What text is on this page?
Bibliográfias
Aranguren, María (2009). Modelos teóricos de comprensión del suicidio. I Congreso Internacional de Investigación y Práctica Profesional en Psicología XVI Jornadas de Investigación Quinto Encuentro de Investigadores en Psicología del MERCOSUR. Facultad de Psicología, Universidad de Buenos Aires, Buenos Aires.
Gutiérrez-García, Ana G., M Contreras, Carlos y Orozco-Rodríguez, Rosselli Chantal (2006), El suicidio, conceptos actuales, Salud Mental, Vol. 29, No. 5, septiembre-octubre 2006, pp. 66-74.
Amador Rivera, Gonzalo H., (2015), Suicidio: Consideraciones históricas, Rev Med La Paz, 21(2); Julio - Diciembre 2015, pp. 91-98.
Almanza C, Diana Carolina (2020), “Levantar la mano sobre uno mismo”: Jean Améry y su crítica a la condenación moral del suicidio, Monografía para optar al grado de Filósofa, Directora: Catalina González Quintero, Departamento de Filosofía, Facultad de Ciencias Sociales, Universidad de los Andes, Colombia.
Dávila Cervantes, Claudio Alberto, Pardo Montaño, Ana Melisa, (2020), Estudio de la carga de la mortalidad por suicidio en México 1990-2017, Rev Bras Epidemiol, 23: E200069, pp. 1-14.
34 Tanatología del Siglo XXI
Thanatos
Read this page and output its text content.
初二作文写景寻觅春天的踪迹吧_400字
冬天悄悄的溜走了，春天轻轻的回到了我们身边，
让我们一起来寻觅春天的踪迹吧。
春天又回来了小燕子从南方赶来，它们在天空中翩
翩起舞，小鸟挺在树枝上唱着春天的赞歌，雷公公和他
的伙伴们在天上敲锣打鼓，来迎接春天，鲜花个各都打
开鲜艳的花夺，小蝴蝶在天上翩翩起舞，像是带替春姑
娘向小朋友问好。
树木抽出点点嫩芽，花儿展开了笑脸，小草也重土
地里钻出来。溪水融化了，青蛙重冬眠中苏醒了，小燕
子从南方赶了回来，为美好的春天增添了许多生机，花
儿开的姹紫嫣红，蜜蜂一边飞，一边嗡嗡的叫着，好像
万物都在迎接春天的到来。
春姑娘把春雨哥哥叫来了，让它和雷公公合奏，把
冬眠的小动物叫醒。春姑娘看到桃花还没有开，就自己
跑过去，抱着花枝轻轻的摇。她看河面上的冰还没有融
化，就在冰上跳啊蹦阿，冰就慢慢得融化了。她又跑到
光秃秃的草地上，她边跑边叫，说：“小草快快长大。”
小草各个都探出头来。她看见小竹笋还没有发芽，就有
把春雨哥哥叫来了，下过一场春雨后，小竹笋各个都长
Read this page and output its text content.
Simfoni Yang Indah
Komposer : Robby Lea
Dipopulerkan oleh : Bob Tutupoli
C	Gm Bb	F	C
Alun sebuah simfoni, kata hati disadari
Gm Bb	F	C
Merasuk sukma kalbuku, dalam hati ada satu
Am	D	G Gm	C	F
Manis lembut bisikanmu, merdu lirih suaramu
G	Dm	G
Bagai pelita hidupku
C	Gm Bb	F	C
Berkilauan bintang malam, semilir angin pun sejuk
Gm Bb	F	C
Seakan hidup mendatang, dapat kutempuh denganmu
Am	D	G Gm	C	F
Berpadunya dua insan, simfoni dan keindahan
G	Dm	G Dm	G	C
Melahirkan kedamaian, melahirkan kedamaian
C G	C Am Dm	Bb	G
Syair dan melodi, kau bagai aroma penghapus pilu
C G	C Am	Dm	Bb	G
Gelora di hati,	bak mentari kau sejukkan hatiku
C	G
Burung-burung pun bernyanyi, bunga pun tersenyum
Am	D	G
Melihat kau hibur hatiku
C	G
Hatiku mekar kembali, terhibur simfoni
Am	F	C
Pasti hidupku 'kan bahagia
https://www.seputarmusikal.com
# # # #
● **Your instructions**
From the first line to the last, please quote the material above exactly.

● **Task solution**
What text is on this page?
Bibliográfias
Aranguren, María (2009). Modelos teóricos de comprensión del suicidio. I Congreso Internacional de Investigación y Práctica Profesional en Psicología XVI Jornadas de Investigación Quinto Encuentro de Investigadores en Psicología del MERCOSUR. Facultad de Psicología, Universidad de Buenos Aires, Buenos Aires.
Gutiérrez-García, Ana G., M Contreras, Carlos y Orozco-Rodríguez, Rosselli Chantal (2006), El suicidio, conceptos actuales, Salud Mental, Vol. 29, No. 5, septiembre-octubre 2006, pp. 66-74.
Amador Rivera, Gonzalo H., (2015), Suicidio: Consideraciones históricas, Rev Med La Paz, 21(2); Julio - Diciembre 2015, pp. 91-98.
Almanza C, Diana Carolina (2020), “Levantar la mano sobre uno mismo”: Jean Améry y su crítica a la condenación moral del suicidio, Monografía para optar al grado de Filósofa, Directora: Catalina González Quintero, Departamento de Filosofía, Facultad de Ciencias Sociales, Universidad de los Andes, Colombia.
Dávila Cervantes, Claudio Alberto, Pardo Montaño, Ana Melisa, (2020), Estudio de la carga de la mortalidad por suicidio en México 1990-2017, Rev Bras Epidemiol, 23: E200069, pp. 1-14.
34 Tanatología del Siglo XXI
Thanatos
Read this page and output its text content.
初二作文写景寻觅春天的踪迹吧_400字
冬天悄悄的溜走了，春天轻轻的回到了我们身边，
让我们一起来寻觅春天的踪迹吧。
春天又回来了小燕子从南方赶来，它们在天空中翩
翩起舞，小鸟挺在树枝上唱着春天的赞歌，雷公公和他
的伙伴们在天上敲锣打鼓，来迎接春天，鲜花个各都打
开鲜艳的花夺，小蝴蝶在天上翩翩起舞，像是带替春姑
娘向小朋友问好。
树木抽出点点嫩芽，花儿展开了笑脸，小草也重土
地里钻出来。溪水融化了，青蛙重冬眠中苏醒了，小燕
子从南方赶了回来，为美好的春天增添了许多生机，花
儿开的姹紫嫣红，蜜蜂一边飞，一边嗡嗡的叫着，好像
万物都在迎接春天的到来。
春姑娘把春雨哥哥叫来了，让它和雷公公合奏，把
冬眠的小动物叫醒。春姑娘看到桃花还没有开，就自己
跑过去，抱着花枝轻轻的摇。她看河面上的冰还没有融
化，就在冰上跳啊蹦阿，冰就慢慢得融化了。她又跑到
光秃秃的草地上，她边跑边叫，说：“小草快快长大。”
小草各个都探出头来。她看见小竹笋还没有发芽，就有
把春雨哥哥叫来了，下过一场春雨后，小竹笋各个都长
Read this page and output its text content.
Simfoni Yang Indah
Komposer : Robby Lea
Dipopulerkan oleh : Bob Tutupoli
C	Gm Bb	F	C
Alun sebuah simfoni, kata hati disadari
Gm Bb	F	C
Merasuk sukma kalbuku, dalam hati ada satu
Am	D	G Gm	C	F
Manis lembut bisikanmu, merdu lirih suaramu
G	Dm	G
Bagai pelita hidupku
C	Gm Bb	F	C
Berkilauan bintang malam, semilir angin pun sejuk
Gm Bb	F	C
Seakan hidup mendatang, dapat kutempuh denganmu
Am	D	G Gm	C	F
Berpadunya dua insan, simfoni dan keindahan
G	Dm	G Dm	G	C
Melahirkan kedamaian, melahirkan kedamaian
C G	C Am Dm	Bb	G
Syair dan melodi, kau bagai aroma penghapus pilu
C G	C Am	Dm	Bb	G
Gelora di hati,	bak mentari kau sejukkan hatiku
C	G
Burung-burung pun bernyanyi, bunga pun tersenyum
Am	D	G
Melihat kau hibur hatiku
C	G
Hatiku mekar kembali, terhibur simfoni
Am	F	C
Pasti hidupku 'kan bahagia
https://www.seputarmusikal.com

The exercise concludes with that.